Wherever "values" appears in a line, copy that line.

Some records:

- - - - - - -

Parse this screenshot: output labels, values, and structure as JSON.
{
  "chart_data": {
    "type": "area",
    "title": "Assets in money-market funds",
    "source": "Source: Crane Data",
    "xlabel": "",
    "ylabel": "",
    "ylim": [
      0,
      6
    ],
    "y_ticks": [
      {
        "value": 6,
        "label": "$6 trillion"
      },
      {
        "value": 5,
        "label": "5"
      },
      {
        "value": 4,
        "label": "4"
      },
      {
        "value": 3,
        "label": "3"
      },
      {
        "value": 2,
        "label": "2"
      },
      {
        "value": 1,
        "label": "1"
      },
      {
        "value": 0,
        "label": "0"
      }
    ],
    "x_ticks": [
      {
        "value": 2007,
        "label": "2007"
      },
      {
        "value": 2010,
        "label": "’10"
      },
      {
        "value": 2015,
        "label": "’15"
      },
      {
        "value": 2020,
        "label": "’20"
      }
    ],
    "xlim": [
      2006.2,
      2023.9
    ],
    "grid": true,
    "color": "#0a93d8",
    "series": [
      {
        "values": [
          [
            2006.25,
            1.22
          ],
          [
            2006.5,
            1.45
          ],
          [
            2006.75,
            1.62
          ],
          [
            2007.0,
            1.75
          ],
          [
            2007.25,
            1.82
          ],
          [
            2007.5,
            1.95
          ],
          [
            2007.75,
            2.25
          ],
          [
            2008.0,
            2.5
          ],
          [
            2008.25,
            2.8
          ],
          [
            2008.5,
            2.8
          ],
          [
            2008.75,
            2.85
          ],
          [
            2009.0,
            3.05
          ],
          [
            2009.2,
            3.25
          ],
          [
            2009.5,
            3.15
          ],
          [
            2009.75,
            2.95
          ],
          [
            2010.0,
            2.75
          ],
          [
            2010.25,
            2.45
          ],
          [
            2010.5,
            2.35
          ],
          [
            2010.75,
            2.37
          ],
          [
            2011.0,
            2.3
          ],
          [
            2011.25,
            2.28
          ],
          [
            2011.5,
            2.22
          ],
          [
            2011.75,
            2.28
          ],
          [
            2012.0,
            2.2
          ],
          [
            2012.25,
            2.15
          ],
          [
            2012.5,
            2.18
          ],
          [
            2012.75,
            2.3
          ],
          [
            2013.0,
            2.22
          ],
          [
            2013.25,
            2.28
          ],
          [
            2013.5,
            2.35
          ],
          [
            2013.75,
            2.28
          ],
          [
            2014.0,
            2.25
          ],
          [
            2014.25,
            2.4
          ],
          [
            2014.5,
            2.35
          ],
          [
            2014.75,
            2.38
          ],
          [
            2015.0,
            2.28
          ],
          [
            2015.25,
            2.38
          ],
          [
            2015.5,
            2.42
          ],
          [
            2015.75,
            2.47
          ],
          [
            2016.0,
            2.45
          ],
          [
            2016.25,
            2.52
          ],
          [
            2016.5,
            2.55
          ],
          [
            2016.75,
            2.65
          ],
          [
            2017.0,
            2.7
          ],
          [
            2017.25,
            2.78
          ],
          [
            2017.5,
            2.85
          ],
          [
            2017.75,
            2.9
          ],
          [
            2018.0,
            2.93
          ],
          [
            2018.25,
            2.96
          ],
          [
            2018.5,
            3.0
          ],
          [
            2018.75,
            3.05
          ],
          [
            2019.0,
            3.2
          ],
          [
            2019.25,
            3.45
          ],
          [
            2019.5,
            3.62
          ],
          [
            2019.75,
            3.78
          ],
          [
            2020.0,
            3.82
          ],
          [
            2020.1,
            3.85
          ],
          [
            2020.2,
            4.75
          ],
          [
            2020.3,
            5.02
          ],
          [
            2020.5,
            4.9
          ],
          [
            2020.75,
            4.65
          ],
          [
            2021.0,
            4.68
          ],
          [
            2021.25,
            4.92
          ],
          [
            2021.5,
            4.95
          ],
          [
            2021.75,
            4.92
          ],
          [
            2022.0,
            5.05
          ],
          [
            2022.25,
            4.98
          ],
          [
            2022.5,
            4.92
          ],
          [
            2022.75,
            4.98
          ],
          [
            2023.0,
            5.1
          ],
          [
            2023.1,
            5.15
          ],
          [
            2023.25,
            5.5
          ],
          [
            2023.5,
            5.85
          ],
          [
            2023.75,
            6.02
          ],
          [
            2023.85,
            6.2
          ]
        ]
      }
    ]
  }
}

- - - - - - -

• Response to the task:
Parse this screenshot: output labels, values, and structure as JSON.
        "values": [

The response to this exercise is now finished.